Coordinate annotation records
- - -

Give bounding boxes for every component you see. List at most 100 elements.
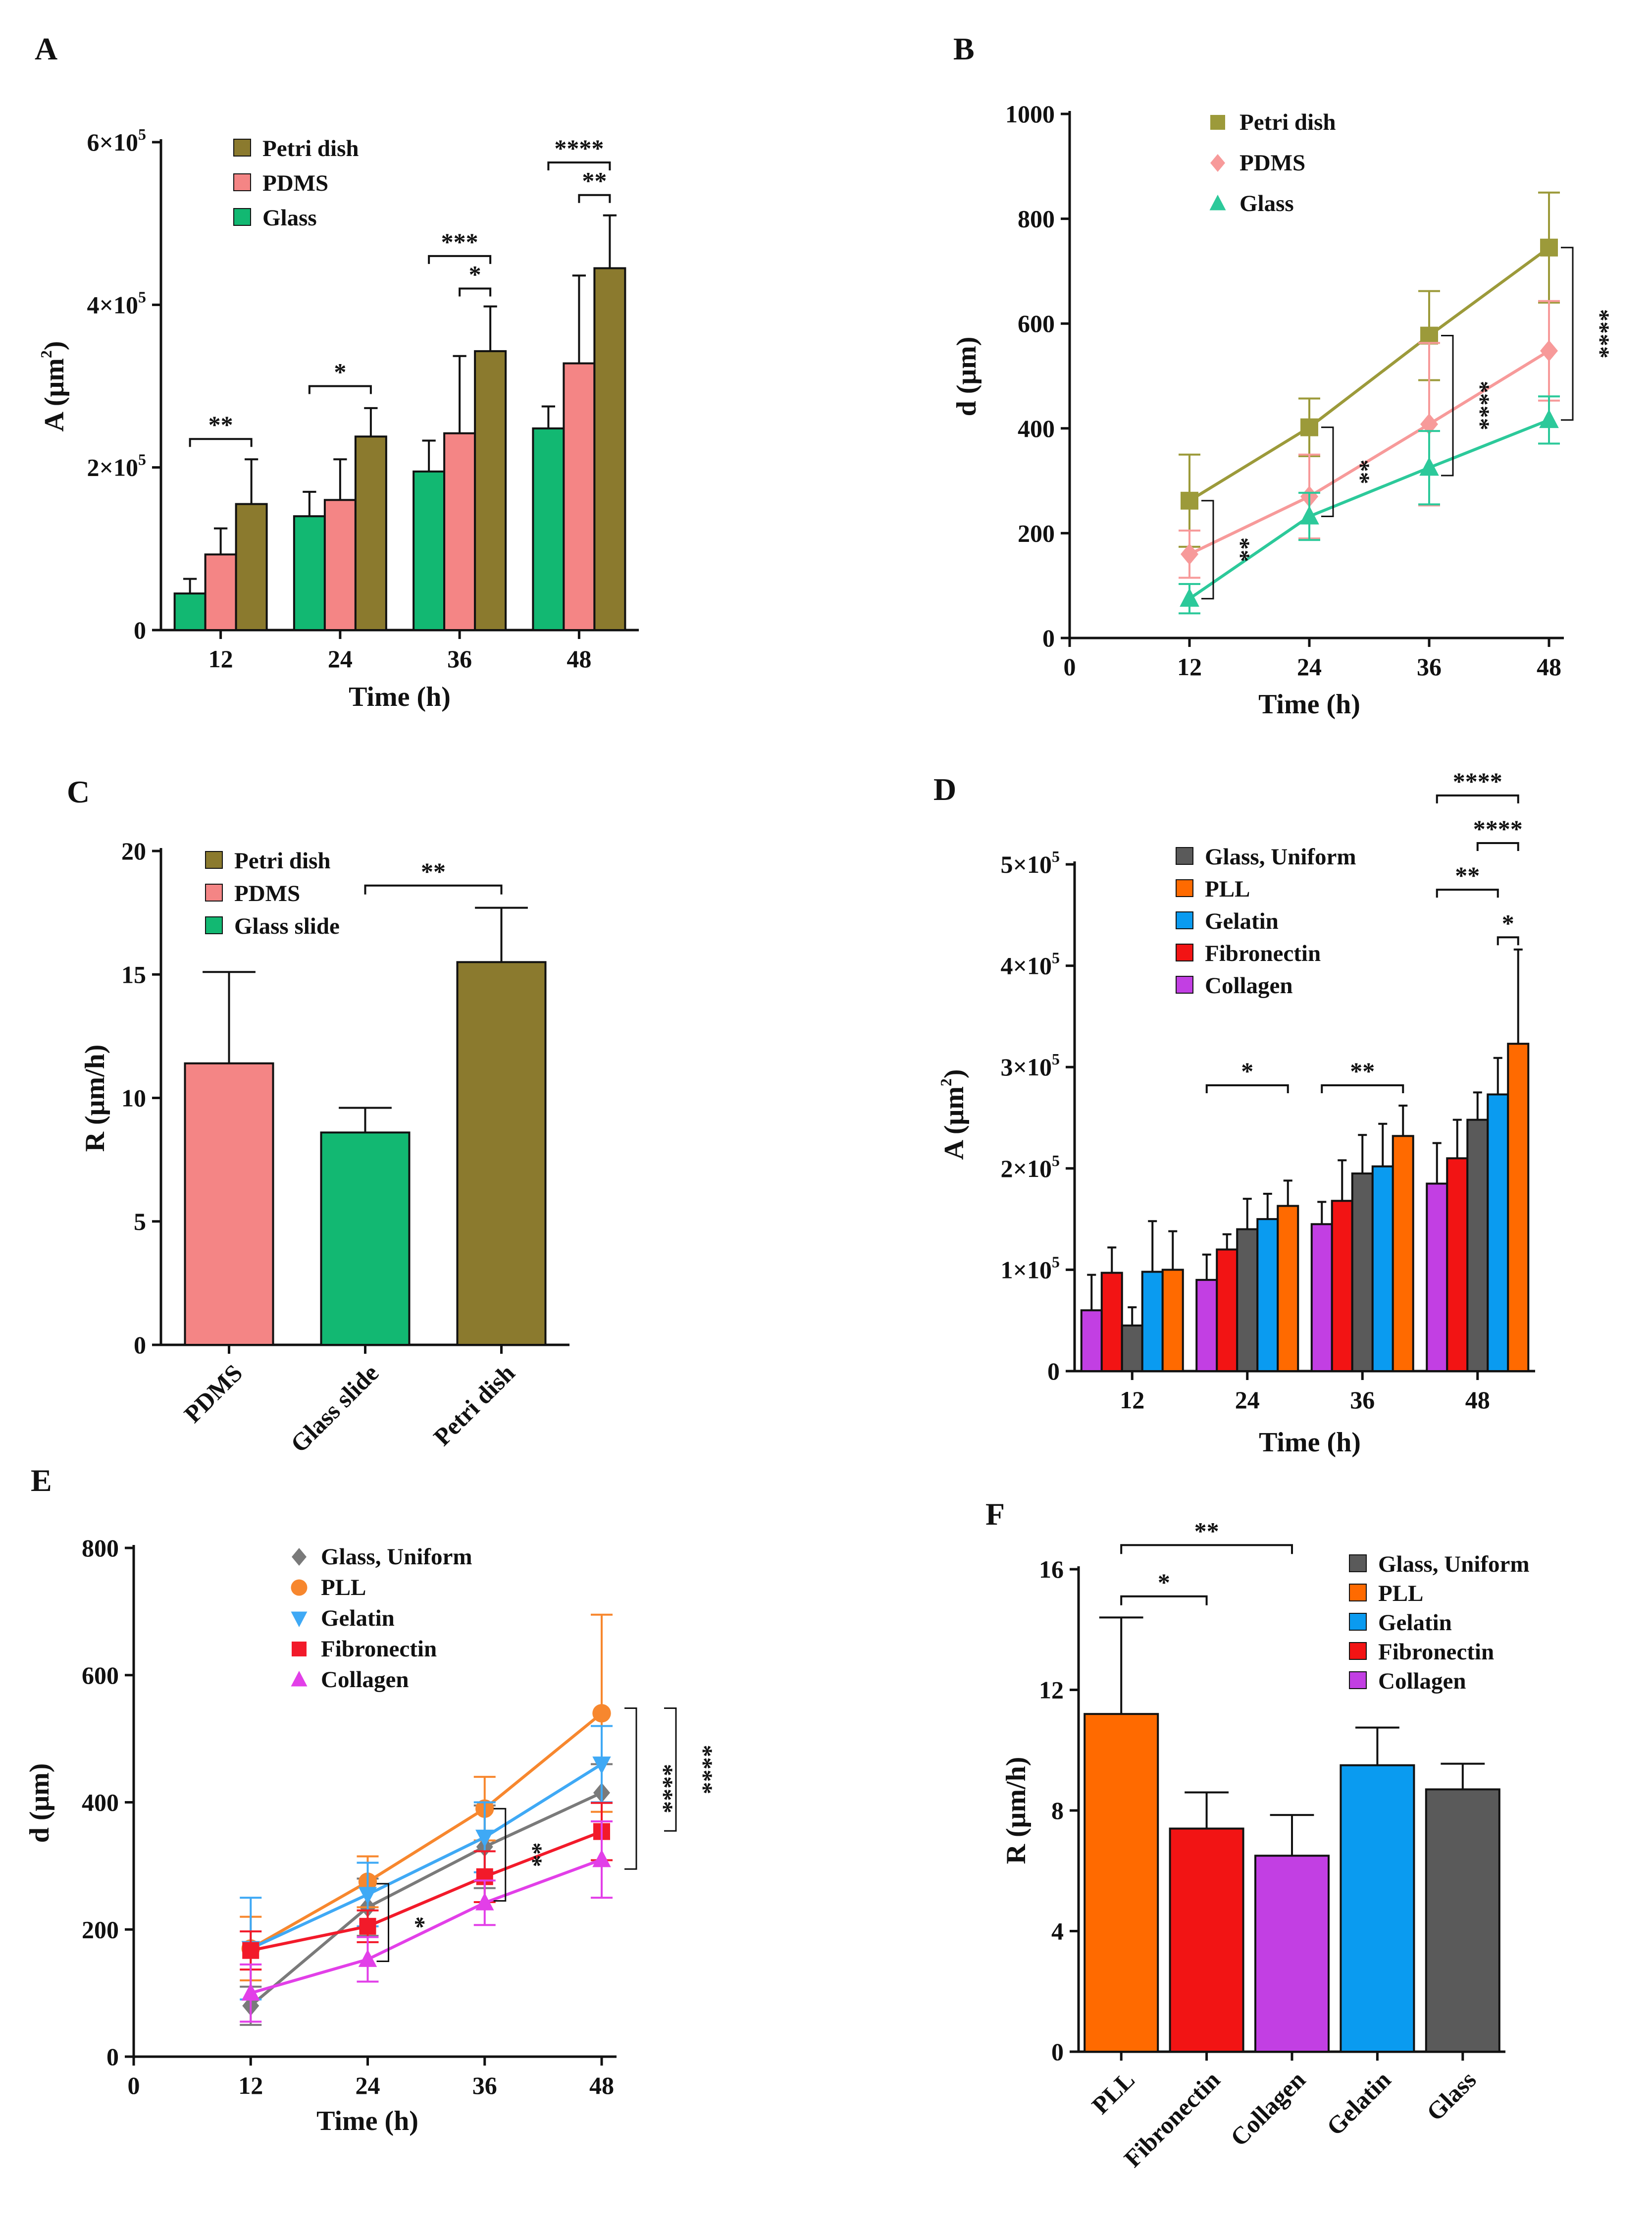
sig-label-D: ****	[1453, 767, 1502, 795]
sig-bracket-E	[624, 1707, 637, 1870]
x-tick-label-F: Collagen	[1225, 2066, 1311, 2151]
x-tick-label-C: Glass slide	[285, 1359, 384, 1458]
legend-swatch-C	[205, 851, 223, 869]
y-axis-title-F: R (μm/h)	[1001, 1757, 1032, 1864]
data-point-B	[1181, 491, 1198, 510]
x-tick-label-E: 0	[128, 2072, 140, 2099]
data-point-E	[592, 1849, 611, 1867]
bar-D	[1236, 1228, 1259, 1373]
sig-label-B: **	[1228, 537, 1255, 562]
y-tick-label-F: 16	[1039, 1555, 1064, 1583]
y-tick-label-C: 0	[134, 1331, 146, 1359]
x-axis-title-D: Time (h)	[1259, 1427, 1361, 1458]
y-tick-label-C: 5	[134, 1208, 146, 1235]
y-tick-label-D: 5×105	[1001, 848, 1060, 878]
sig-label-B: ****	[1467, 381, 1495, 430]
series-line-E	[250, 1762, 603, 1950]
sig-bracket-D	[1476, 842, 1519, 851]
bar-D	[1392, 1135, 1414, 1372]
legend-swatch-F	[1349, 1554, 1367, 1572]
legend-label-D: Gelatin	[1205, 908, 1279, 934]
bar-A	[563, 362, 596, 631]
x-tick-label-C: Petri dish	[428, 1359, 520, 1451]
legend-label-E: Collagen	[321, 1667, 409, 1693]
series-line-E	[250, 1858, 603, 1995]
sig-bracket-A	[189, 438, 253, 447]
legend-label-F: Glass, Uniform	[1378, 1551, 1530, 1577]
panel-label-F: F	[985, 1496, 1005, 1532]
series-line-E	[250, 1791, 603, 2007]
legend-label-A: PDMS	[262, 170, 328, 196]
sig-label-B: **	[1347, 460, 1375, 484]
legend-swatch-D	[1176, 847, 1193, 865]
sig-label-A: **	[208, 411, 233, 438]
legend-swatch-D	[1176, 976, 1193, 994]
sig-label-E: *	[403, 1916, 431, 1929]
x-tick-label-A: 36	[447, 645, 472, 673]
bar-A	[593, 267, 626, 631]
legend-label-C: Petri dish	[234, 848, 331, 874]
y-tick-label-E: 200	[82, 1915, 119, 1943]
data-point-E	[241, 1983, 260, 2001]
bar-D	[1331, 1200, 1353, 1372]
bar-D	[1487, 1093, 1509, 1372]
data-point-E	[358, 1887, 377, 1905]
legend-marker-E	[291, 1579, 308, 1596]
data-point-B	[1420, 326, 1438, 345]
bar-D	[1426, 1182, 1448, 1372]
sig-label-A: *	[469, 261, 481, 288]
bar-A	[354, 435, 387, 631]
x-tick-label-C: PDMS	[179, 1359, 248, 1428]
bar-C	[456, 961, 547, 1346]
legend-swatch-D	[1176, 944, 1193, 961]
legend-label-E: Glass, Uniform	[321, 1544, 472, 1570]
x-tick-label-B: 0	[1064, 653, 1076, 681]
sig-label-F: **	[1194, 1517, 1219, 1544]
bar-D	[1195, 1278, 1218, 1373]
sig-label-A: **	[582, 167, 607, 195]
y-tick-label-F: 8	[1051, 1797, 1064, 1824]
sig-bracket-D	[1497, 936, 1519, 946]
bar-D	[1351, 1172, 1374, 1373]
y-tick-label-A: 4×105	[87, 288, 147, 319]
bar-F	[1169, 1827, 1244, 2053]
sig-label-D: *	[1502, 909, 1514, 937]
panel-label-C: C	[67, 774, 90, 809]
legend-marker-E	[291, 1671, 308, 1687]
legend-swatch-A	[233, 208, 251, 226]
series-line-B	[1188, 349, 1550, 556]
data-point-B	[1539, 409, 1559, 428]
legend-label-A: Glass	[262, 205, 317, 231]
legend-label-A: Petri dish	[262, 136, 359, 161]
sig-bracket-B	[1561, 247, 1574, 421]
bar-C	[184, 1062, 274, 1346]
y-tick-label-A: 2×105	[87, 451, 147, 481]
sig-bracket-A	[428, 255, 492, 264]
y-tick-label-D: 4×105	[1001, 949, 1060, 980]
y-tick-label-A: 0	[134, 616, 146, 644]
x-tick-label-B: 36	[1417, 653, 1442, 681]
bar-D	[1277, 1205, 1299, 1372]
sig-bracket-A	[547, 161, 611, 171]
sig-label-B: ****	[1587, 309, 1615, 359]
y-tick-label-E: 400	[82, 1789, 119, 1816]
x-tick-label-B: 24	[1297, 653, 1322, 681]
legend-label-E: Fibronectin	[321, 1636, 437, 1662]
legend-label-B: Petri dish	[1239, 109, 1336, 135]
legend-swatch-C	[205, 916, 223, 934]
legend-marker-E	[292, 1642, 307, 1656]
bar-D	[1216, 1248, 1239, 1372]
y-tick-label-D: 0	[1047, 1357, 1060, 1385]
bar-A	[443, 432, 476, 631]
x-axis-title-B: Time (h)	[1258, 689, 1360, 720]
sig-label-E: **	[520, 1842, 548, 1867]
bar-D	[1446, 1157, 1469, 1373]
bar-A	[204, 553, 237, 631]
x-axis-title-E: Time (h)	[316, 2106, 418, 2136]
panel-label-A: A	[35, 31, 57, 66]
y-axis-title-C: R (μm/h)	[80, 1045, 110, 1152]
legend-swatch-C	[205, 884, 223, 902]
x-tick-label-F: PLL	[1086, 2066, 1140, 2119]
series-line-E	[250, 1712, 603, 1950]
data-point-E	[592, 1756, 611, 1774]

- - -

SET EXERCISE: Copy out all of the records with each "Petri dish" swapped for "Culture dish" and nothing else altered. Leave the pictures out.

OUTPUT BELOW:
Give bounding boxes for every component you see. List at most 100 elements.
sig-label-D: ****	[1453, 767, 1502, 795]
sig-bracket-E	[624, 1707, 637, 1870]
x-tick-label-F: Collagen	[1225, 2066, 1311, 2151]
x-tick-label-C: Glass slide	[285, 1359, 384, 1458]
legend-swatch-C	[205, 851, 223, 869]
y-axis-title-F: R (μm/h)	[1001, 1757, 1032, 1864]
data-point-B	[1181, 491, 1198, 510]
x-tick-label-E: 0	[128, 2072, 140, 2099]
data-point-E	[592, 1849, 611, 1867]
bar-D	[1236, 1228, 1259, 1373]
sig-label-B: **	[1228, 537, 1255, 562]
y-tick-label-F: 16	[1039, 1555, 1064, 1583]
y-tick-label-C: 0	[134, 1331, 146, 1359]
x-axis-title-D: Time (h)	[1259, 1427, 1361, 1458]
y-tick-label-C: 5	[134, 1208, 146, 1235]
y-tick-label-D: 5×105	[1001, 848, 1060, 878]
sig-label-B: ****	[1467, 381, 1495, 430]
series-line-E	[250, 1762, 603, 1950]
sig-bracket-D	[1476, 842, 1519, 851]
bar-D	[1392, 1135, 1414, 1372]
legend-swatch-F	[1349, 1554, 1367, 1572]
legend-label-D: Gelatin	[1205, 908, 1279, 934]
bar-A	[563, 362, 596, 631]
x-tick-label-C: Culture dish	[428, 1359, 520, 1451]
legend-label-E: Collagen	[321, 1667, 409, 1693]
series-line-E	[250, 1858, 603, 1995]
sig-bracket-A	[189, 438, 253, 447]
legend-label-F: Glass, Uniform	[1378, 1551, 1530, 1577]
panel-label-F: F	[985, 1496, 1005, 1532]
series-line-E	[250, 1791, 603, 2007]
legend-label-A: PDMS	[262, 170, 328, 196]
sig-label-B: **	[1347, 460, 1375, 484]
legend-swatch-D	[1176, 847, 1193, 865]
sig-label-A: **	[208, 411, 233, 438]
legend-swatch-D	[1176, 976, 1193, 994]
sig-label-E: *	[403, 1916, 431, 1929]
x-tick-label-A: 36	[447, 645, 472, 673]
bar-A	[593, 267, 626, 631]
legend-label-C: Culture dish	[234, 848, 331, 874]
y-tick-label-E: 200	[82, 1915, 119, 1943]
data-point-E	[241, 1983, 260, 2001]
bar-D	[1331, 1200, 1353, 1372]
bar-D	[1487, 1093, 1509, 1372]
data-point-E	[358, 1887, 377, 1905]
legend-marker-E	[291, 1579, 308, 1596]
data-point-B	[1420, 326, 1438, 345]
bar-D	[1426, 1182, 1448, 1372]
sig-label-A: *	[469, 261, 481, 288]
bar-A	[354, 435, 387, 631]
x-tick-label-C: PDMS	[179, 1359, 248, 1428]
bar-C	[456, 961, 547, 1346]
legend-swatch-D	[1176, 944, 1193, 961]
legend-label-E: Glass, Uniform	[321, 1544, 472, 1570]
x-tick-label-B: 0	[1064, 653, 1076, 681]
sig-label-F: **	[1194, 1517, 1219, 1544]
bar-D	[1195, 1278, 1218, 1373]
sig-label-A: **	[582, 167, 607, 195]
y-tick-label-F: 8	[1051, 1797, 1064, 1824]
sig-bracket-D	[1497, 936, 1519, 946]
bar-D	[1351, 1172, 1374, 1373]
y-tick-label-A: 4×105	[87, 288, 147, 319]
bar-F	[1169, 1827, 1244, 2053]
sig-label-D: *	[1502, 909, 1514, 937]
panel-label-C: C	[67, 774, 90, 809]
legend-marker-E	[291, 1671, 308, 1687]
legend-swatch-A	[233, 208, 251, 226]
series-line-B	[1188, 349, 1550, 556]
data-point-B	[1539, 409, 1559, 428]
legend-label-A: Glass	[262, 205, 317, 231]
legend-label-A: Culture dish	[262, 136, 359, 161]
sig-bracket-B	[1561, 247, 1574, 421]
bar-C	[184, 1062, 274, 1346]
y-tick-label-A: 2×105	[87, 451, 147, 481]
sig-bracket-A	[428, 255, 492, 264]
y-tick-label-D: 4×105	[1001, 949, 1060, 980]
y-tick-label-A: 0	[134, 616, 146, 644]
x-tick-label-B: 36	[1417, 653, 1442, 681]
bar-D	[1277, 1205, 1299, 1372]
sig-bracket-A	[547, 161, 611, 171]
sig-label-B: ****	[1587, 309, 1615, 359]
y-tick-label-E: 400	[82, 1789, 119, 1816]
x-tick-label-B: 24	[1297, 653, 1322, 681]
legend-label-E: Fibronectin	[321, 1636, 437, 1662]
legend-label-B: Culture dish	[1239, 109, 1336, 135]
legend-swatch-C	[205, 916, 223, 934]
legend-marker-E	[292, 1642, 307, 1656]
bar-D	[1216, 1248, 1239, 1372]
y-tick-label-D: 0	[1047, 1357, 1060, 1385]
bar-A	[443, 432, 476, 631]
x-axis-title-B: Time (h)	[1258, 689, 1360, 720]
sig-label-E: **	[520, 1842, 548, 1867]
bar-D	[1446, 1157, 1469, 1373]
bar-A	[204, 553, 237, 631]
x-axis-title-E: Time (h)	[316, 2106, 418, 2136]
panel-label-A: A	[35, 31, 57, 66]
y-axis-title-C: R (μm/h)	[80, 1045, 110, 1152]
legend-swatch-C	[205, 884, 223, 902]
x-tick-label-F: PLL	[1086, 2066, 1140, 2119]
series-line-E	[250, 1712, 603, 1950]
data-point-E	[592, 1756, 611, 1774]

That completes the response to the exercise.